* Begin Records shown *
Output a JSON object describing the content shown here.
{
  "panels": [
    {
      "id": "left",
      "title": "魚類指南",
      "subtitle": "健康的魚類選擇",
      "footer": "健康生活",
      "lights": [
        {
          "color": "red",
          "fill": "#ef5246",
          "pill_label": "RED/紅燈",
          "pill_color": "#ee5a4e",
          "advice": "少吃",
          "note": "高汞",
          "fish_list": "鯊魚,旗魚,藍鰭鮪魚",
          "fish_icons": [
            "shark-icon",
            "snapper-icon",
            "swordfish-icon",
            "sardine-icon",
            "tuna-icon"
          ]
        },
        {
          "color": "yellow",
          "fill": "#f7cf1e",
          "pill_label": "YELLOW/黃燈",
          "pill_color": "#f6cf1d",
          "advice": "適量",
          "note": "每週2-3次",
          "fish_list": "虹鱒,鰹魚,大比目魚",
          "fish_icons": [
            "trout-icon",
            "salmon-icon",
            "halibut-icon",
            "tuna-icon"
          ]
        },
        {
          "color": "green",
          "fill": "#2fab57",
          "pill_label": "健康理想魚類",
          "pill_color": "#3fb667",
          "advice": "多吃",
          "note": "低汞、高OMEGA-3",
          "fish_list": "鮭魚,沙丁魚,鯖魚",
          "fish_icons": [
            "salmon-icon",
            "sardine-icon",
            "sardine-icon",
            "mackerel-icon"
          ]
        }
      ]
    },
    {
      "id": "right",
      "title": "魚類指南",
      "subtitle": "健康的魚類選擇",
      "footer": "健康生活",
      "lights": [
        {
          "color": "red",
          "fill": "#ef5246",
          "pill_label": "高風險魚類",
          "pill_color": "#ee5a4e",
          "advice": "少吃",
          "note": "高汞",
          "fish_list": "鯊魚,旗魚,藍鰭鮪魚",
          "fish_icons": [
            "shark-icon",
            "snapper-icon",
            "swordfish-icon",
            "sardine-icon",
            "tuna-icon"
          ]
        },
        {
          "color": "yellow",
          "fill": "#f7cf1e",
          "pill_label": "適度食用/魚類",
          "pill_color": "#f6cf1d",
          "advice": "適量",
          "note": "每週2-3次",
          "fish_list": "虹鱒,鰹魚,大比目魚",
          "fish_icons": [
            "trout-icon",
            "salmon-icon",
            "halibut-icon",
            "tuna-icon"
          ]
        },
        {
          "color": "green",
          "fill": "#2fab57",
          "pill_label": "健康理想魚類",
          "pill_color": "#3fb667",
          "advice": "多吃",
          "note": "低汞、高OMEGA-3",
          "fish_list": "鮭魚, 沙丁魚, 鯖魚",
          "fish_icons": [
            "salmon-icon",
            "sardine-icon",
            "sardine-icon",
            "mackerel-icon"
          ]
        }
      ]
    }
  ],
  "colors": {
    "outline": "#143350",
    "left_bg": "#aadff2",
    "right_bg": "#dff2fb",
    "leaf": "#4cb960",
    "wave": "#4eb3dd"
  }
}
* End Records shown *
What this task involves →
Reproduce the data in its entirety, matching each character.

Task answer →
Output a JSON object describing the content shown here.
{
  "panels": [
    {
      "id": "left",
      "title": "魚類指南",
      "subtitle": "健康的魚類選擇",
      "footer": "健康生活",
      "lights": [
        {
          "color": "red",
          "fill": "#ef5246",
          "pill_label": "RED/紅燈",
          "pill_color": "#ee5a4e",
          "advice": "少吃",
          "note": "高汞",
          "fish_list": "鯊魚,旗魚,藍鰭鮪魚",
          "fish_icons": [
            "shark-icon",
            "snapper-icon",
            "swordfish-icon",
            "sardine-icon",
            "tuna-icon"
          ]
        },
        {
          "color": "yellow",
          "fill": "#f7cf1e",
          "pill_label": "YELLOW/黃燈",
          "pill_color": "#f6cf1d",
          "advice": "適量",
          "note": "每週2-3次",
          "fish_list": "虹鱒,鰹魚,大比目魚",
          "fish_icons": [
            "trout-icon",
            "salmon-icon",
            "halibut-icon",
            "tuna-icon"
          ]
        },
        {
          "color": "green",
          "fill": "#2fab57",
          "pill_label": "健康理想魚類",
          "pill_color": "#3fb667",
          "advice": "多吃",
          "note": "低汞、高OMEGA-3",
          "fish_list": "鮭魚,沙丁魚,鯖魚",
          "fish_icons": [
            "salmon-icon",
            "sardine-icon",
            "sardine-icon",
            "mackerel-icon"
          ]
        }
      ]
    },
    {
      "id": "right",
      "title": "魚類指南",
      "subtitle": "健康的魚類選擇",
      "footer": "健康生活",
      "lights": [
        {
          "color": "red",
          "fill": "#ef5246",
          "pill_label": "高風險魚類",
          "pill_color": "#ee5a4e",
          "advice": "少吃",
          "note": "高汞",
          "fish_list": "鯊魚,旗魚,藍鰭鮪魚",
          "fish_icons": [
            "shark-icon",
            "snapper-icon",
            "swordfish-icon",
            "sardine-icon",
            "tuna-icon"
          ]
        },
        {
          "color": "yellow",
          "fill": "#f7cf1e",
          "pill_label": "適度食用/魚類",
          "pill_color": "#f6cf1d",
          "advice": "適量",
          "note": "每週2-3次",
          "fish_list": "虹鱒,鰹魚,大比目魚",
          "fish_icons": [
            "trout-icon",
            "salmon-icon",
            "halibut-icon",
            "tuna-icon"
          ]
        },
        {
          "color": "green",
          "fill": "#2fab57",
          "pill_label": "健康理想魚類",
          "pill_color": "#3fb667",
          "advice": "多吃",
          "note": "低汞、高OMEGA-3",
          "fish_list": "鮭魚, 沙丁魚, 鯖魚",
          "fish_icons": [
            "salmon-icon",
            "sardine-icon",
            "sardine-icon",
            "mackerel-icon"
          ]
        }
      ]
    }
  ],
  "colors": {
    "outline": "#143350",
    "left_bg": "#aadff2",
    "right_bg": "#dff2fb",
    "leaf": "#4cb960",
    "wave": "#4eb3dd"
  }
}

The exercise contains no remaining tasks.